## TASK DETAILS:
Rewrite the data below, from the line with "UI element localization: list" up to and including the line with "precip-bar <box>455 592 483 668</box>", as a Markdown table with the columns Row and Line. Number the lines in the Row column and leave out any blank lines.

## EXTRACTED INFORMATION:

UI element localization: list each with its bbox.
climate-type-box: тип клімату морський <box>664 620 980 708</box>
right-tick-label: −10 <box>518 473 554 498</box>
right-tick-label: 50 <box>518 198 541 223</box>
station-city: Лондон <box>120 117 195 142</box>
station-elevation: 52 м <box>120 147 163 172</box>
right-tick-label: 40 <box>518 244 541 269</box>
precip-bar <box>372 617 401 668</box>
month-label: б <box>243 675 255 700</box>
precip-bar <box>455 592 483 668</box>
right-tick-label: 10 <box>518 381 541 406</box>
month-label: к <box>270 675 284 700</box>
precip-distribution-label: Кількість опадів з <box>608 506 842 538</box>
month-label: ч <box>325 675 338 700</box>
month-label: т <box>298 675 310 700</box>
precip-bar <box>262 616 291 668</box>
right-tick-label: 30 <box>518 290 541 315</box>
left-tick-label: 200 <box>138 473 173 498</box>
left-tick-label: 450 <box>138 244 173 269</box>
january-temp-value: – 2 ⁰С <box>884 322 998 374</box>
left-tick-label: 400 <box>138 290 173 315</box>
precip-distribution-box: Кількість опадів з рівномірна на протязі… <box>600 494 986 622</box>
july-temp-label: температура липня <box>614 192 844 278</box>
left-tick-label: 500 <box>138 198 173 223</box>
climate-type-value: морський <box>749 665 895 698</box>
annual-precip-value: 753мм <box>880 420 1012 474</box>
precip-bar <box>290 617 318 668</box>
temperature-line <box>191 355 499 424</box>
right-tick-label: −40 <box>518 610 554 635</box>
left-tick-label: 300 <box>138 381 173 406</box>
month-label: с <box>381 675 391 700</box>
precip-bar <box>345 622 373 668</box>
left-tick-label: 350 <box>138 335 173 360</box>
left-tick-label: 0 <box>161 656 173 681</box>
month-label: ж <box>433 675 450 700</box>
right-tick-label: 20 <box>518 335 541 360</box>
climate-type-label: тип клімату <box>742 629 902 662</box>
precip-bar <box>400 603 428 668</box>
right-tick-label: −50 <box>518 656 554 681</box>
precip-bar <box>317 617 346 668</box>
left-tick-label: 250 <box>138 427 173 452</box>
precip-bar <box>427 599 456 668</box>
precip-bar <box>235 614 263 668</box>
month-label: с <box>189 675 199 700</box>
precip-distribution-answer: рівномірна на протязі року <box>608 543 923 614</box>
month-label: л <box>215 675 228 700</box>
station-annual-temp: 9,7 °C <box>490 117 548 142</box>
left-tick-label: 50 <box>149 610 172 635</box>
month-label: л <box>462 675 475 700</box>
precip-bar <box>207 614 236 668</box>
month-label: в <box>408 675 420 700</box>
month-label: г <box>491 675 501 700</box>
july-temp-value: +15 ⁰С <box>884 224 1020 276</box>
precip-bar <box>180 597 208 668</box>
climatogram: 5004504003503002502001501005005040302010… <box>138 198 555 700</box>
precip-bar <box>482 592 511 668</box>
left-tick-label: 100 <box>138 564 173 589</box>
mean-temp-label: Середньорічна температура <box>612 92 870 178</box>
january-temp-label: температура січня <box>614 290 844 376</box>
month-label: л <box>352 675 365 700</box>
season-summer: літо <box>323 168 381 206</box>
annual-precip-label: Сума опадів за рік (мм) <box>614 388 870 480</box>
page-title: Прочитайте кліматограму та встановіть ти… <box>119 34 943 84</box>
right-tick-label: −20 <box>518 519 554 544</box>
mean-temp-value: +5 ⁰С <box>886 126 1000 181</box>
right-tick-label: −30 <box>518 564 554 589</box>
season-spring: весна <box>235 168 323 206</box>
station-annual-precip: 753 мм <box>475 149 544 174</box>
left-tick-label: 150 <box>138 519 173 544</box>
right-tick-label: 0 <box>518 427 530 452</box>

--

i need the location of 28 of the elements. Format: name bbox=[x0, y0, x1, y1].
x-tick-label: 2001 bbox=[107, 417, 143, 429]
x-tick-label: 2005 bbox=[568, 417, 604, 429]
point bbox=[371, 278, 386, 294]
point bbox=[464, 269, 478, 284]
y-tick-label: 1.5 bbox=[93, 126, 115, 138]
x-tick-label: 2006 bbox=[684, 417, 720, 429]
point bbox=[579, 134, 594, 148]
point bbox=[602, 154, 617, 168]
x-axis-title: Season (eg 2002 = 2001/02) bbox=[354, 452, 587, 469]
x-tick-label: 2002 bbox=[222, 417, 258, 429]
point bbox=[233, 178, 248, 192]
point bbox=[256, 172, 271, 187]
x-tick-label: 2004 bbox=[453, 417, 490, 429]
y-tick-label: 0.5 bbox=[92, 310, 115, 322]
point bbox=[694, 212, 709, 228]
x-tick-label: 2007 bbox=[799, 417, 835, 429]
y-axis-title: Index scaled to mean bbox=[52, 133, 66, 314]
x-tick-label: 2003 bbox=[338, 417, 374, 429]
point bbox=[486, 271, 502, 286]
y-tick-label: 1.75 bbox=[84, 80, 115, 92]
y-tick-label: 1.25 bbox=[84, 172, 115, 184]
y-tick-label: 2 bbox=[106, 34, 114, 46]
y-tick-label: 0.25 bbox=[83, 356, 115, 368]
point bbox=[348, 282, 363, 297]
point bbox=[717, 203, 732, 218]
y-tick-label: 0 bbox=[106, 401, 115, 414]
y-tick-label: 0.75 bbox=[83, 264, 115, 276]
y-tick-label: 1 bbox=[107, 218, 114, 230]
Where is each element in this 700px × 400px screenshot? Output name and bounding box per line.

## EXERCISE RESULT:
| Row | Line |
|---|---|
| 1 | UI element localization: list each with its bbox. |
| 2 | climate-type-box: тип клімату морський <box>664 620 980 708</box> |
| 3 | right-tick-label: −10 <box>518 473 554 498</box> |
| 4 | right-tick-label: 50 <box>518 198 541 223</box> |
| 5 | station-city: Лондон <box>120 117 195 142</box> |
| 6 | station-elevation: 52 м <box>120 147 163 172</box> |
| 7 | right-tick-label: 40 <box>518 244 541 269</box> |
| 8 | precip-bar <box>372 617 401 668</box> |
| 9 | month-label: б <box>243 675 255 700</box> |
| 10 | precip-bar <box>455 592 483 668</box> |